→ What is asked
Give the number of lines in the records below that include "наличии". Reply with that number alone.

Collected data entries
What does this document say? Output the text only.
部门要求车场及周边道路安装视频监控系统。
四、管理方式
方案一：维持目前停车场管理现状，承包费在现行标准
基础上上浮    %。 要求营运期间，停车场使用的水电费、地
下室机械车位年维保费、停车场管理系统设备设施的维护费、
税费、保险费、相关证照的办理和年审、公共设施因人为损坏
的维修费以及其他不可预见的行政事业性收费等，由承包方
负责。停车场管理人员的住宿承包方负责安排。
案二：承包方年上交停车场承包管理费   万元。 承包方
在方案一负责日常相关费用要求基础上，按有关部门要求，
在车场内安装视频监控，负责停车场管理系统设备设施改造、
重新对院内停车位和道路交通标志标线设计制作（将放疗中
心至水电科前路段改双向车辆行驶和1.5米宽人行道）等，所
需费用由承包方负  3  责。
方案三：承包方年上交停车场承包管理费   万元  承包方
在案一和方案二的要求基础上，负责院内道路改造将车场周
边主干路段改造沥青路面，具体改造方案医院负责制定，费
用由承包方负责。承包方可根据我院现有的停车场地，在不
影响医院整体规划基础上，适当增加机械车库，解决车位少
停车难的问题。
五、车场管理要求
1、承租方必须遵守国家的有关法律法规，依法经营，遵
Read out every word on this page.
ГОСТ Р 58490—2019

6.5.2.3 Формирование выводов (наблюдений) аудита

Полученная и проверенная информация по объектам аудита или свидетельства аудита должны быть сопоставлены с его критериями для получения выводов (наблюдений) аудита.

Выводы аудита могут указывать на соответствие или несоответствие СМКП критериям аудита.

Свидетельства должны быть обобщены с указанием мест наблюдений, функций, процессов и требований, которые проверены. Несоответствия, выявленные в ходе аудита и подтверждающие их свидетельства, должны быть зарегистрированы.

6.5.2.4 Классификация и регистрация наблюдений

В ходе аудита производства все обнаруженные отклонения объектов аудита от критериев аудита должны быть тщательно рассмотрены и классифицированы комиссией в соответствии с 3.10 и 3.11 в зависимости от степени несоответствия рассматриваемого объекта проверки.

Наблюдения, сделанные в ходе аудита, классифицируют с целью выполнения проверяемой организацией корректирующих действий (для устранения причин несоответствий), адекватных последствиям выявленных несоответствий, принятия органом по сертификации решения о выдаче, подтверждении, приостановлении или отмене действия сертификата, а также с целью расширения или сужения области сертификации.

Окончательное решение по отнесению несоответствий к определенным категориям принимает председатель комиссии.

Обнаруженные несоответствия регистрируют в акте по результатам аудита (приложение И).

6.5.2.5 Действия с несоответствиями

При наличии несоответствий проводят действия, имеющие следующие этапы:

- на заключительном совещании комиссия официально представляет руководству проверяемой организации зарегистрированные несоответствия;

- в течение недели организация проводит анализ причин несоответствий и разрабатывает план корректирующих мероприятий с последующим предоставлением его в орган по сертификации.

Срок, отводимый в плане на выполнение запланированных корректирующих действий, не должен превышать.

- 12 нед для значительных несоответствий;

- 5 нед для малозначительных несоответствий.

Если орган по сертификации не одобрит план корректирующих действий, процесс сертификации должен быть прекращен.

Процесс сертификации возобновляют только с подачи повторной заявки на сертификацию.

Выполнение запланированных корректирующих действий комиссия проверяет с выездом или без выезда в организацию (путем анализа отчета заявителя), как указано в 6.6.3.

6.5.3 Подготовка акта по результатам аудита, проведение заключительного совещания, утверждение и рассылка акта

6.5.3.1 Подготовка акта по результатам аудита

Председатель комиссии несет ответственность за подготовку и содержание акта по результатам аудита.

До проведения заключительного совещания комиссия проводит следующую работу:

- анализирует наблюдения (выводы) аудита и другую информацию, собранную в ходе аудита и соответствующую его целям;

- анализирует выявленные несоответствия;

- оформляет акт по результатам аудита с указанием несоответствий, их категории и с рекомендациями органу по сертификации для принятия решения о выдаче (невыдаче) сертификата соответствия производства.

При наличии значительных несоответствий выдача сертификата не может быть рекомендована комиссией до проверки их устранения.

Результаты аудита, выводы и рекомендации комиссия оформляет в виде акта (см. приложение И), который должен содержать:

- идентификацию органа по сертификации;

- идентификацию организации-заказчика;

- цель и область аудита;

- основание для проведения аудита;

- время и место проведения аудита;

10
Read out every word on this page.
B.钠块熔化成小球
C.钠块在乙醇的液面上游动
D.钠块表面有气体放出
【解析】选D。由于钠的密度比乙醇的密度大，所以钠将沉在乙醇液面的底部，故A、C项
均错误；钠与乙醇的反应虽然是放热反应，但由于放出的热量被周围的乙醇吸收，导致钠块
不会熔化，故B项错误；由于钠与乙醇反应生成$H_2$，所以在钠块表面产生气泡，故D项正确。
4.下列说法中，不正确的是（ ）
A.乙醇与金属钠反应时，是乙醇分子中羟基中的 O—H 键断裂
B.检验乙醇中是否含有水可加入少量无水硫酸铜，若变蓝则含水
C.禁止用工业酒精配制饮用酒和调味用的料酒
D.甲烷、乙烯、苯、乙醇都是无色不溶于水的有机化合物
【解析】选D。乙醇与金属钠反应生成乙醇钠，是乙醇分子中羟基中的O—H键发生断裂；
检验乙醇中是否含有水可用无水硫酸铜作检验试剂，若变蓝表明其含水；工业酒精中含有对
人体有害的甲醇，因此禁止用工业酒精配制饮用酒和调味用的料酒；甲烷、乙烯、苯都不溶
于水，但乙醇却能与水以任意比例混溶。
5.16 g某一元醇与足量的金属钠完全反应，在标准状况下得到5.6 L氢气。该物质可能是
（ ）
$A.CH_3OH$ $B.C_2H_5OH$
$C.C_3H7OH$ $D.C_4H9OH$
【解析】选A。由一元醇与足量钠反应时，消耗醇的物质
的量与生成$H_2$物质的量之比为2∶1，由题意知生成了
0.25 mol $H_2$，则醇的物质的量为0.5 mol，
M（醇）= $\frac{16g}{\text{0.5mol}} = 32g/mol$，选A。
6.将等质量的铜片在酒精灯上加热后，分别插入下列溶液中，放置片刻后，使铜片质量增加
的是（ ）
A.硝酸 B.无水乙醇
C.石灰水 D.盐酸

→ Expected answer
2